[PROBLEM DESCRIPTION]
In the forum thread below, which cab does the first poster run distortion into?

Have you gave Softube's Bass Amp Room a shot? I seem to be using it more and more on bass, generally as either an all around clean/lightly driven sound or as the low end fundamental for a modern split channel tone. 

For distortion/grind I just use whatever (TSE BOD, FabFilter Saturn, etc), EQ out the lows beforehand, and then run it into the POD Farm 1x15 Jazz Cab. 

If I do use an external bass cab IR, it's generally one from this free pack I found online of a VL-1002, SVT-810e, and Eden 4x10XLT. However, since most of the time I'm doing a split channel approach, I'll just use whatever stock cab is in Bass Amp Room or no cab at all for the lows.


----------



## Dantas (Apr 8, 2017)

I use the Emissary head from Ignite Amps, with a free Rosen IR, and I love the sound...but it helps that I use a Boss Power Stack pedal boosted by an OD and a Decimator gate in front of it, and don't use the amps dirty channel....highly recommended to use some distortion or OD pedals instead the VSTs dirty channel, so you can get a more organic sound.


----------



## niffnoff (Apr 9, 2017)

Masoo2 said:


> The problem with this is that I don't feel that we should "have" to use external IRs with an amp sim. With the amount of money some of these sims cost, you should except the cab models to be at least decent sounding.
> 
> That's why I tend to hate on BIAS so much. The stock IRs in it are nowhere near comparable to those found in TSE X50, TH3, or even POD Farm/JST stuff. They seem like a complete afterthought that just completely destroys the experience of using BIAS as someone who has gotten a little tired of using external IRs.



I think the argument that could be made here is this:

Do you think when it came down to it, they spent more time researching the amp behavior itself over the cab? Or, do you think guitarists really just use one cab in their life time. Sometimes, people will want to use a different microphone that you don't have at xyz angle.

Third party IR's are popular because they have EVERY single option with microphones that these amp sims may not have the time to implement. POD Farm's IR's were .... back in the day, once I heard of LeCab and IR's it gave me new options that Pod Farm never gave me until it's stock crap was gone from my life haha.

Nowadays these companies who sell full amp sims give you their most workable tones out of the box, but they know now people can give you those quality IR's. Rosen digital, Ownhammer, etc. They specialize in getting you those tweaks.

[MATERIAL SHOWN]
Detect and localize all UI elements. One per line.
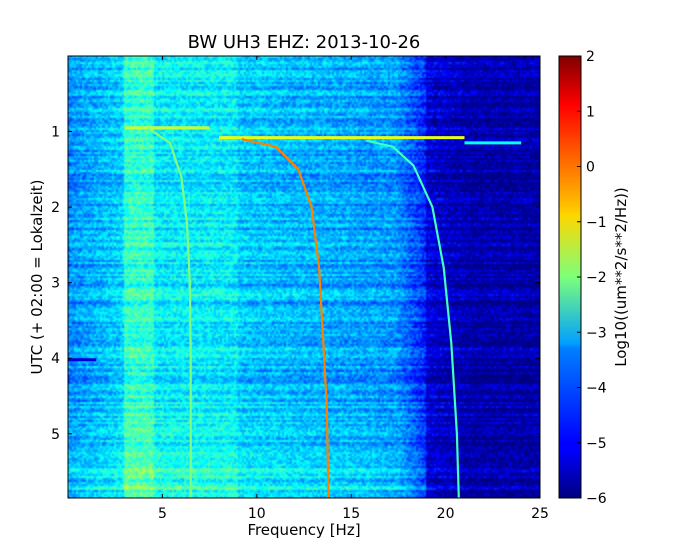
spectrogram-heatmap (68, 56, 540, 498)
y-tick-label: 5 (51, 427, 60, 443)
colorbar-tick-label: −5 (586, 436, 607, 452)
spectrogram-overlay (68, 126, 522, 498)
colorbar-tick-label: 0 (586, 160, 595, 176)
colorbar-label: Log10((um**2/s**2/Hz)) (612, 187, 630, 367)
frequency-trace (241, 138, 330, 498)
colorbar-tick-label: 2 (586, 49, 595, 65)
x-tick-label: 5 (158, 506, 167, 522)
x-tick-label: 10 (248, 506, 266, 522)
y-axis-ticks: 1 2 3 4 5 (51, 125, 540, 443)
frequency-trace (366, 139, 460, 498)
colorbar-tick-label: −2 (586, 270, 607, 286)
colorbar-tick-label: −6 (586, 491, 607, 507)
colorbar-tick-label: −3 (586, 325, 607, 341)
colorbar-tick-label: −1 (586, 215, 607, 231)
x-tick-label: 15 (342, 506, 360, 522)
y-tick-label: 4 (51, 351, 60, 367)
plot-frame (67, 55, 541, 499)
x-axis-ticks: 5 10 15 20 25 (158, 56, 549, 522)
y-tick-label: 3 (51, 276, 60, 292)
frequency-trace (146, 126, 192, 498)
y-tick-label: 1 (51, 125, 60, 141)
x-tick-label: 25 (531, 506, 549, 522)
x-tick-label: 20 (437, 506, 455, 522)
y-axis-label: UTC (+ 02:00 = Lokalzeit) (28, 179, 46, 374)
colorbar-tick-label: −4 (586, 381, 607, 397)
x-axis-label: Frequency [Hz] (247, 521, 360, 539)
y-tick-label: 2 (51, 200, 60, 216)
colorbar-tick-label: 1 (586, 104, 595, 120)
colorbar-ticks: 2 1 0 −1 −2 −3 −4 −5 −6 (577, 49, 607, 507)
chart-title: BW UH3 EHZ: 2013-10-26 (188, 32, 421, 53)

---

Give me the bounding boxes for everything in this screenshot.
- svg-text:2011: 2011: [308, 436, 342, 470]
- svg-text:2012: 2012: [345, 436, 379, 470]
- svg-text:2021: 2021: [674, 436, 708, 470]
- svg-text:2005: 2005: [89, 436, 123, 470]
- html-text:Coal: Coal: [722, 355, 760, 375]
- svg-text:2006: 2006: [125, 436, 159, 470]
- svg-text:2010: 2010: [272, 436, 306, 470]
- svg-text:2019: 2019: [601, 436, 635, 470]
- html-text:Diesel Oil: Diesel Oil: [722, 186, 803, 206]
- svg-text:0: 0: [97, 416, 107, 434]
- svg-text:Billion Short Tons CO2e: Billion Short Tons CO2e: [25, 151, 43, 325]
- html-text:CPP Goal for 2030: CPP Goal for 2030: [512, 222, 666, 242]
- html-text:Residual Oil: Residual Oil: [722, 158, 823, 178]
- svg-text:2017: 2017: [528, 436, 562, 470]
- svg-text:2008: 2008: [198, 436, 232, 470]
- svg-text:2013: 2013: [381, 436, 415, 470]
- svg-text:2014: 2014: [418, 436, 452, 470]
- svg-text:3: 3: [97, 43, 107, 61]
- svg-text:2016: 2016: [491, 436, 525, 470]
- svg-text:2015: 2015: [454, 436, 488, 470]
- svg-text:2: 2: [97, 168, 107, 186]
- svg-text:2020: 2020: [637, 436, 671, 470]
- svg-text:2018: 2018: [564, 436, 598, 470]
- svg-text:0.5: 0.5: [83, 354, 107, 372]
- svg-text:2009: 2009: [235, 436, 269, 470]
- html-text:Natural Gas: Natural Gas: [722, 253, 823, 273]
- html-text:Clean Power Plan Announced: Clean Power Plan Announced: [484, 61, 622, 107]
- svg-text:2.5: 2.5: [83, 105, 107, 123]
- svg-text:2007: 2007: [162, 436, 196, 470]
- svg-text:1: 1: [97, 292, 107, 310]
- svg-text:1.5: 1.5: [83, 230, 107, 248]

...

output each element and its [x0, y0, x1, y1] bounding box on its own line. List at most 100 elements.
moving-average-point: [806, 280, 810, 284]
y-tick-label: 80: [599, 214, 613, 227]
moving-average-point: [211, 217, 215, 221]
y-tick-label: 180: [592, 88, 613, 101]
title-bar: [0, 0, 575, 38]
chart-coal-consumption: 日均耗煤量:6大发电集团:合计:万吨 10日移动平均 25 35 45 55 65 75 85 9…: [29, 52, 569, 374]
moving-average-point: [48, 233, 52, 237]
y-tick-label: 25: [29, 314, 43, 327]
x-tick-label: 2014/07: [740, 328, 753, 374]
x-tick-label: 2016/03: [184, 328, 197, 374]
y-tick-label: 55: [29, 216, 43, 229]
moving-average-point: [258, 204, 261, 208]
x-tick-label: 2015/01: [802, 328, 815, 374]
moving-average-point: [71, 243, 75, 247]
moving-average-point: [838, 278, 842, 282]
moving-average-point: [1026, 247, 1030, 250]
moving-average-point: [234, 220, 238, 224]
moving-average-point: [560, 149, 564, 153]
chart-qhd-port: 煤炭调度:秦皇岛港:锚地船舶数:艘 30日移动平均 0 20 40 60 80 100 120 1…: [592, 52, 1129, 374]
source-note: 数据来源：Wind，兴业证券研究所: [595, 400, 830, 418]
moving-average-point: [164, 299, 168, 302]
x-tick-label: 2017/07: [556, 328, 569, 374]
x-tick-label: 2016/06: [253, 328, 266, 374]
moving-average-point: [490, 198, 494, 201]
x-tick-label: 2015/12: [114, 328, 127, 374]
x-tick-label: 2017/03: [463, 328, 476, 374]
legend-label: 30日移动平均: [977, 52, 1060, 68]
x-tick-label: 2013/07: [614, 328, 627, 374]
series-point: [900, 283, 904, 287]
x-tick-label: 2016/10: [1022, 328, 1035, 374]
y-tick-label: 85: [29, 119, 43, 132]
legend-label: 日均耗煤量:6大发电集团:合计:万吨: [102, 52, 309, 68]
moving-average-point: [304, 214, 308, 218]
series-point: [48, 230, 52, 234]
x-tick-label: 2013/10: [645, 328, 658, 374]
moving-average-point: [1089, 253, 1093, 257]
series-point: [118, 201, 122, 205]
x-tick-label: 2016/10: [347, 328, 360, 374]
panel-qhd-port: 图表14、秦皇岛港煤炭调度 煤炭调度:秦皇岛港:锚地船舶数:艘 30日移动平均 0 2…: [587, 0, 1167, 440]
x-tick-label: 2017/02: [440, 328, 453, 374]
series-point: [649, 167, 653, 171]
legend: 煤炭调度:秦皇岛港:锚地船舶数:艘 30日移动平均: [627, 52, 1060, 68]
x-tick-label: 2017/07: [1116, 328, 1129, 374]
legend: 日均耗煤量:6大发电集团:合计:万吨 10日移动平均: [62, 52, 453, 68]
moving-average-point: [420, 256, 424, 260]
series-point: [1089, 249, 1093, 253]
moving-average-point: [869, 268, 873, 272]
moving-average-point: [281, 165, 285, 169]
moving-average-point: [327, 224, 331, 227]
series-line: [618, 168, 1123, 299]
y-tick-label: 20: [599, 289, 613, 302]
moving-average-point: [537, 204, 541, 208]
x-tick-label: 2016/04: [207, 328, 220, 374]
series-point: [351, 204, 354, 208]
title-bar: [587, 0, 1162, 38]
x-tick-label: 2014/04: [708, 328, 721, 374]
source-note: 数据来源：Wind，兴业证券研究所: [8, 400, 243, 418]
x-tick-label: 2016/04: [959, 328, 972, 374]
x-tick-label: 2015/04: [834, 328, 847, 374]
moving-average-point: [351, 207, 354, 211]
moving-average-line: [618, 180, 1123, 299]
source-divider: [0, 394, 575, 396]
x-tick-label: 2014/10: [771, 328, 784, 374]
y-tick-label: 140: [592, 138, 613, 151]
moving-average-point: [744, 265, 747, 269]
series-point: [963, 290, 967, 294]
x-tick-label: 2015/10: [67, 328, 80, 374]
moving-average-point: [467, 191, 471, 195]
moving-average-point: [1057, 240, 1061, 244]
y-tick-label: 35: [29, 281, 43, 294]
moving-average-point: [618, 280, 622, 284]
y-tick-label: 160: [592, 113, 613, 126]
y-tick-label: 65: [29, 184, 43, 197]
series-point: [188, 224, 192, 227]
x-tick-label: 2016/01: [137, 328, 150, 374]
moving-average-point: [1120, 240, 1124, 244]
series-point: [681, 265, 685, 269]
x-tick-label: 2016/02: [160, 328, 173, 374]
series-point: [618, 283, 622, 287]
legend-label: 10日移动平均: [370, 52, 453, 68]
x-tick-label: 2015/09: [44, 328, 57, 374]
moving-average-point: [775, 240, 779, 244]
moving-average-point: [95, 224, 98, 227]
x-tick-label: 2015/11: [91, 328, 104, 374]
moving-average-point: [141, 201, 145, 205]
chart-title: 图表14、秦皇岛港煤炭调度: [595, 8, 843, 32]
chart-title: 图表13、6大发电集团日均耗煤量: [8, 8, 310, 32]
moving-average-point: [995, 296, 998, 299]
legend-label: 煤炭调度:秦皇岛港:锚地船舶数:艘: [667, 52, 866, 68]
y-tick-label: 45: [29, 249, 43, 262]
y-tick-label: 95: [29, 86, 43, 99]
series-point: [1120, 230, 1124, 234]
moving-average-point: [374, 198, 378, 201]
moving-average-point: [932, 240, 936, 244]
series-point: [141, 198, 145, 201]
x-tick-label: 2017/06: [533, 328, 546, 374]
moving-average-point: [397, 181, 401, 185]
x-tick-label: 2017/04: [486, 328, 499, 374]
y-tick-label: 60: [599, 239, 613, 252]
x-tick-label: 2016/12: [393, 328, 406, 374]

[ANSWER TO THE EXERCISE]
The POD Farm 1x15 Jazz Cab.